▶ _Exercise objective_: For this exercise, copy out each line of the material below that includes "предприятия".

▶ _Records provided_:
** start **

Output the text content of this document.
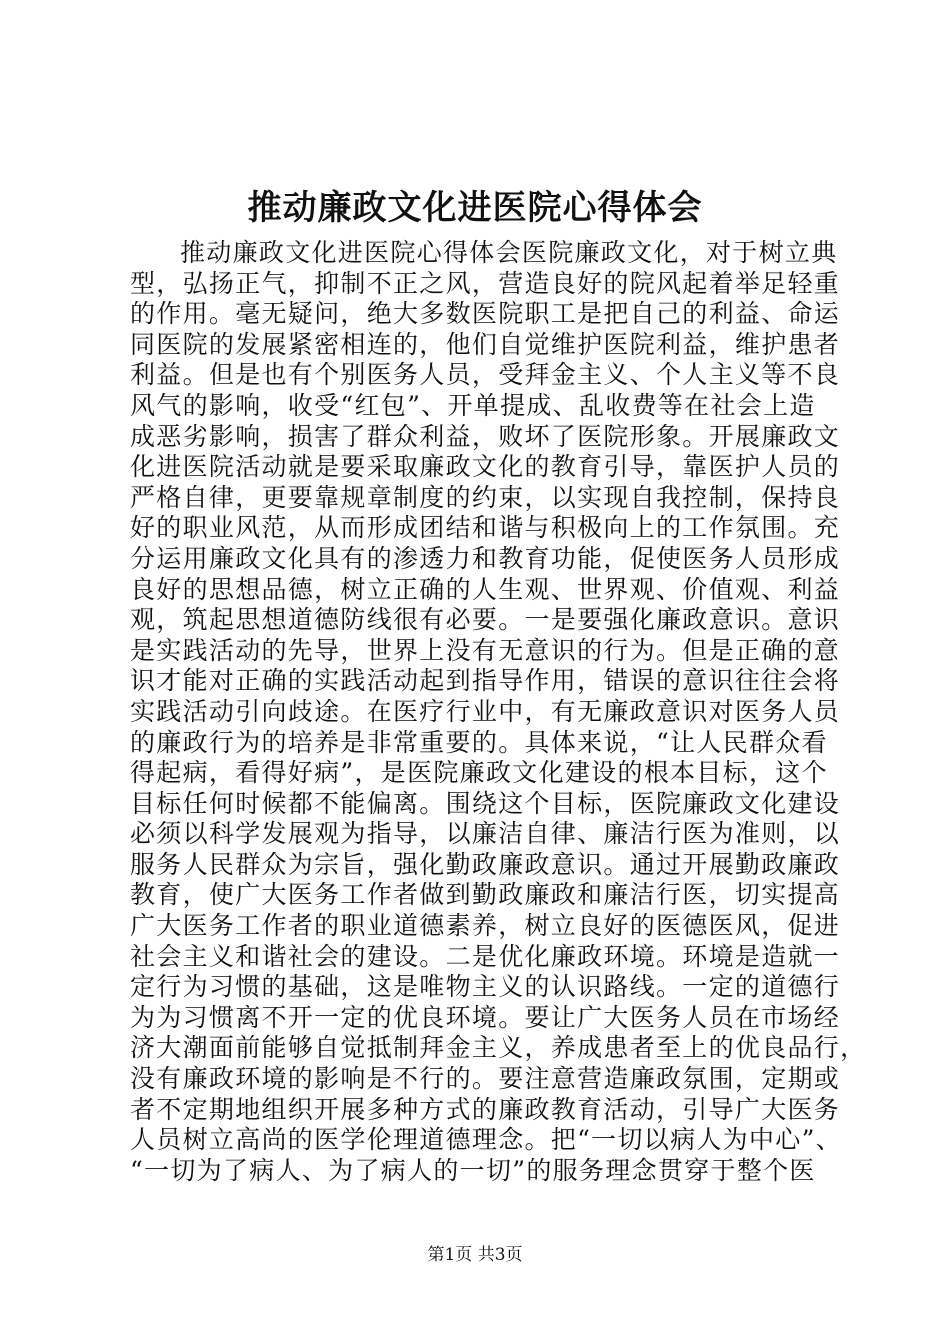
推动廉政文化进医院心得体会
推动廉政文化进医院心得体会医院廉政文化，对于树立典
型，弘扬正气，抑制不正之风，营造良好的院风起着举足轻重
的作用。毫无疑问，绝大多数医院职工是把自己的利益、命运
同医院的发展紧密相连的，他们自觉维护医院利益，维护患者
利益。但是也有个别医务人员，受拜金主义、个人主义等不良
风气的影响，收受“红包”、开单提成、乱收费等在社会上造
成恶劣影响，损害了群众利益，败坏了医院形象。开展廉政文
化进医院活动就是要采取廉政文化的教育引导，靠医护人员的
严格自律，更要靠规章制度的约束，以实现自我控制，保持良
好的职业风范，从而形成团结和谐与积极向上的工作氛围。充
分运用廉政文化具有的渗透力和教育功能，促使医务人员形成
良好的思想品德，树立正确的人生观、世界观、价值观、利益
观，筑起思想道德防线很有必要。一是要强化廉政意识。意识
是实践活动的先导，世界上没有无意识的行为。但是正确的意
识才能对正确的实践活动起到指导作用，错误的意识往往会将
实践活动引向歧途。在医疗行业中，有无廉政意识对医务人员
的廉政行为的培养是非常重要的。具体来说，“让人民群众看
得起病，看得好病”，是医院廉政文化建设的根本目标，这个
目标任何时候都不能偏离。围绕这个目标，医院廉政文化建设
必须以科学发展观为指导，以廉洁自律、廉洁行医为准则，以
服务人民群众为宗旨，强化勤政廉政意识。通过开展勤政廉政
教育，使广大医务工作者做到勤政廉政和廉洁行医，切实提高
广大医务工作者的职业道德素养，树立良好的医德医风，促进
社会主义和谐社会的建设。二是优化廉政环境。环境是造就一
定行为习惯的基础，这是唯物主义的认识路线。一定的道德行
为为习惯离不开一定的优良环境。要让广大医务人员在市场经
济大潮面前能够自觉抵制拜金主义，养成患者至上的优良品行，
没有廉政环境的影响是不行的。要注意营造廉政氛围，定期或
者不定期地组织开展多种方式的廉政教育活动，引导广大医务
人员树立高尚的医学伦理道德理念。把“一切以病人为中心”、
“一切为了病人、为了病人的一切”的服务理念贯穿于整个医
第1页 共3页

** end **
** start **

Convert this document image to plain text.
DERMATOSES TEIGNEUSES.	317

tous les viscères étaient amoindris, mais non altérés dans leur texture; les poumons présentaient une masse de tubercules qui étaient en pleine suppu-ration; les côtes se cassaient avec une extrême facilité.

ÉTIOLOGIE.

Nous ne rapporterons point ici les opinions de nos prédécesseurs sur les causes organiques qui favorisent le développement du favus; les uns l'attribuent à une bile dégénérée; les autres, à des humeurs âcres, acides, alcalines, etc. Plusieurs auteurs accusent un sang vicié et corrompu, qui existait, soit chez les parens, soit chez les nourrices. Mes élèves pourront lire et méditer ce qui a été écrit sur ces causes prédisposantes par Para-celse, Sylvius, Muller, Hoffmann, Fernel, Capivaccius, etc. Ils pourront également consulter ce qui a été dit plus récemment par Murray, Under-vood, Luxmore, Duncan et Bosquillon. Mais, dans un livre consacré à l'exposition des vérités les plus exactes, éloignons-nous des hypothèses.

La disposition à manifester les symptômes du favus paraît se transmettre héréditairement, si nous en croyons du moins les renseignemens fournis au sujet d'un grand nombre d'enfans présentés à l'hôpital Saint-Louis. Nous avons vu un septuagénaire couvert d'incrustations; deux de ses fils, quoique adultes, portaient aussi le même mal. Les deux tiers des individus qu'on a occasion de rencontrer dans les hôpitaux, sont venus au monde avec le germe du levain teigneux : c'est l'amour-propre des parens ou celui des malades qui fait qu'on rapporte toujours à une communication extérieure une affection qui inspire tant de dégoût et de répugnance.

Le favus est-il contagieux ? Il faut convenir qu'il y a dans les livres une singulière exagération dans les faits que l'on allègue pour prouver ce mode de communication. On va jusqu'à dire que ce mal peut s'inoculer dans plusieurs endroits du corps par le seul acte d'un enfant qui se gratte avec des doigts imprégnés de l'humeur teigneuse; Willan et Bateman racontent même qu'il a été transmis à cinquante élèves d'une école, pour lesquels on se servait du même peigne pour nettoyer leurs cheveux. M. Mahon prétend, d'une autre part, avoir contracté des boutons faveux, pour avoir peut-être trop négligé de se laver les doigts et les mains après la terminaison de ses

** end **
** start **

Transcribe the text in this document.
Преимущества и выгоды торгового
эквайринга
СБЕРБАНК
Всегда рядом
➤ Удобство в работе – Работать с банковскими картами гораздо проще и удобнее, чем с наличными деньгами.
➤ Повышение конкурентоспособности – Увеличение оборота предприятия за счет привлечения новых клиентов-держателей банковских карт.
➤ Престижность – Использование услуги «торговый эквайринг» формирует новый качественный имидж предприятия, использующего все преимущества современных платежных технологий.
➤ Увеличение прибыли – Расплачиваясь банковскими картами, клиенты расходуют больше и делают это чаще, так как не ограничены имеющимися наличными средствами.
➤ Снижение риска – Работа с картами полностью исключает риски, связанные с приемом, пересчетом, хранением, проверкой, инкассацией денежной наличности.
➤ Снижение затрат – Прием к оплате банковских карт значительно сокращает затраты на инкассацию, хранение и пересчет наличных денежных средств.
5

** end **

▶ _Answer for the task_:
➤ Повышение конкурентоспособности – Увеличение оборота предприятия за счет привлечения новых клиентов-держателей банковских карт.
➤ Престижность – Использование услуги «торговый эквайринг» формирует новый качественный имидж предприятия, использующего все преимущества современных платежных технологий.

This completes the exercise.